Reproduce the complete listing without any deviation.

— BEGIN —

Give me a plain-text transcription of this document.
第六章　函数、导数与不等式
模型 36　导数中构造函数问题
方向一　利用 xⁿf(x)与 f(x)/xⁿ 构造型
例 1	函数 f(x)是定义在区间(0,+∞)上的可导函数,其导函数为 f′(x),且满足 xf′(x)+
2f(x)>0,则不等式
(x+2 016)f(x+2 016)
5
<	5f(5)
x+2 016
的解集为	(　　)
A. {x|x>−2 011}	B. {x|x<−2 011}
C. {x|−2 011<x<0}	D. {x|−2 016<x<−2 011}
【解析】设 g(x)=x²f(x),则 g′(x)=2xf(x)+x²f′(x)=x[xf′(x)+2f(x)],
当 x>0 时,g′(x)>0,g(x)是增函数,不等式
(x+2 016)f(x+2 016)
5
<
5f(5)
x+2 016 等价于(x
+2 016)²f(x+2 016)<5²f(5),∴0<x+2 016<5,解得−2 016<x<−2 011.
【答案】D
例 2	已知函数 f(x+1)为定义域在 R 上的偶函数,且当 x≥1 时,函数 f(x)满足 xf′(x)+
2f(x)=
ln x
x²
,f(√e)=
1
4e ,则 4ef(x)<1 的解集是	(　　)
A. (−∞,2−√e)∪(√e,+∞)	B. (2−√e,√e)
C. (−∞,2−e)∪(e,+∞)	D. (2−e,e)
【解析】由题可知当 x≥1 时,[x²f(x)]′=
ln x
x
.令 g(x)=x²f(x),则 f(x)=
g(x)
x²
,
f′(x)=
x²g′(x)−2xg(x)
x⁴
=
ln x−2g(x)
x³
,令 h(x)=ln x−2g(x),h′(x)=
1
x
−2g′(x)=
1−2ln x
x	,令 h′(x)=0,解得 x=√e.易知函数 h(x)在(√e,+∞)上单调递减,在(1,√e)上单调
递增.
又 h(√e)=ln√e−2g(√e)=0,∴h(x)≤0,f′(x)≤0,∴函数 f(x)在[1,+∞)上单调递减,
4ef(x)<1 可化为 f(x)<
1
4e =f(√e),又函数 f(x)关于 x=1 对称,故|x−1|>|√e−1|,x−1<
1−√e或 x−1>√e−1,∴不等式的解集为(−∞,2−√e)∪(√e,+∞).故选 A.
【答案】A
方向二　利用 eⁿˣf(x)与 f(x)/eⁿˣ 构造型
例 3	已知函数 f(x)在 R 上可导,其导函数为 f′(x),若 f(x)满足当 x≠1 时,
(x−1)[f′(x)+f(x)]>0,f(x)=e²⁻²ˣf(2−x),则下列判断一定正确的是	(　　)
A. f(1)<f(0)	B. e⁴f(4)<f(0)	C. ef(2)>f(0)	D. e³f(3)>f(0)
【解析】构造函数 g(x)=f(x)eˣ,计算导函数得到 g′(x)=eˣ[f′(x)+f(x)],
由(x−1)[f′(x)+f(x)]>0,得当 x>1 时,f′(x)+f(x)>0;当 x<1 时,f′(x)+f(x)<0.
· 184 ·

— END —

# TASK RESPONSE
Give me a plain-text transcription of this document.
第六章　函数、导数与不等式
模型 36　导数中构造函数问题
方向一　利用 xⁿf(x)与 f(x)/xⁿ 构造型
例 1	函数 f(x)是定义在区间(0,+∞)上的可导函数,其导函数为 f′(x),且满足 xf′(x)+
2f(x)>0,则不等式
(x+2 016)f(x+2 016)
5
<	5f(5)
x+2 016
的解集为	(　　)
A. {x|x>−2 011}	B. {x|x<−2 011}
C. {x|−2 011<x<0}	D. {x|−2 016<x<−2 011}
【解析】设 g(x)=x²f(x),则 g′(x)=2xf(x)+x²f′(x)=x[xf′(x)+2f(x)],
当 x>0 时,g′(x)>0,g(x)是增函数,不等式
(x+2 016)f(x+2 016)
5
<
5f(5)
x+2 016 等价于(x
+2 016)²f(x+2 016)<5²f(5),∴0<x+2 016<5,解得−2 016<x<−2 011.
【答案】D
例 2	已知函数 f(x+1)为定义域在 R 上的偶函数,且当 x≥1 时,函数 f(x)满足 xf′(x)+
2f(x)=
ln x
x²
,f(√e)=
1
4e ,则 4ef(x)<1 的解集是	(　　)
A. (−∞,2−√e)∪(√e,+∞)	B. (2−√e,√e)
C. (−∞,2−e)∪(e,+∞)	D. (2−e,e)
【解析】由题可知当 x≥1 时,[x²f(x)]′=
ln x
x
.令 g(x)=x²f(x),则 f(x)=
g(x)
x²
,
f′(x)=
x²g′(x)−2xg(x)
x⁴
=
ln x−2g(x)
x³
,令 h(x)=ln x−2g(x),h′(x)=
1
x
−2g′(x)=
1−2ln x
x	,令 h′(x)=0,解得 x=√e.易知函数 h(x)在(√e,+∞)上单调递减,在(1,√e)上单调
递增.
又 h(√e)=ln√e−2g(√e)=0,∴h(x)≤0,f′(x)≤0,∴函数 f(x)在[1,+∞)上单调递减,
4ef(x)<1 可化为 f(x)<
1
4e =f(√e),又函数 f(x)关于 x=1 对称,故|x−1|>|√e−1|,x−1<
1−√e或 x−1>√e−1,∴不等式的解集为(−∞,2−√e)∪(√e,+∞).故选 A.
【答案】A
方向二　利用 eⁿˣf(x)与 f(x)/eⁿˣ 构造型
例 3	已知函数 f(x)在 R 上可导,其导函数为 f′(x),若 f(x)满足当 x≠1 时,
(x−1)[f′(x)+f(x)]>0,f(x)=e²⁻²ˣf(2−x),则下列判断一定正确的是	(　　)
A. f(1)<f(0)	B. e⁴f(4)<f(0)	C. ef(2)>f(0)	D. e³f(3)>f(0)
【解析】构造函数 g(x)=f(x)eˣ,计算导函数得到 g′(x)=eˣ[f′(x)+f(x)],
由(x−1)[f′(x)+f(x)]>0,得当 x>1 时,f′(x)+f(x)>0;当 x<1 时,f′(x)+f(x)<0.
· 184 ·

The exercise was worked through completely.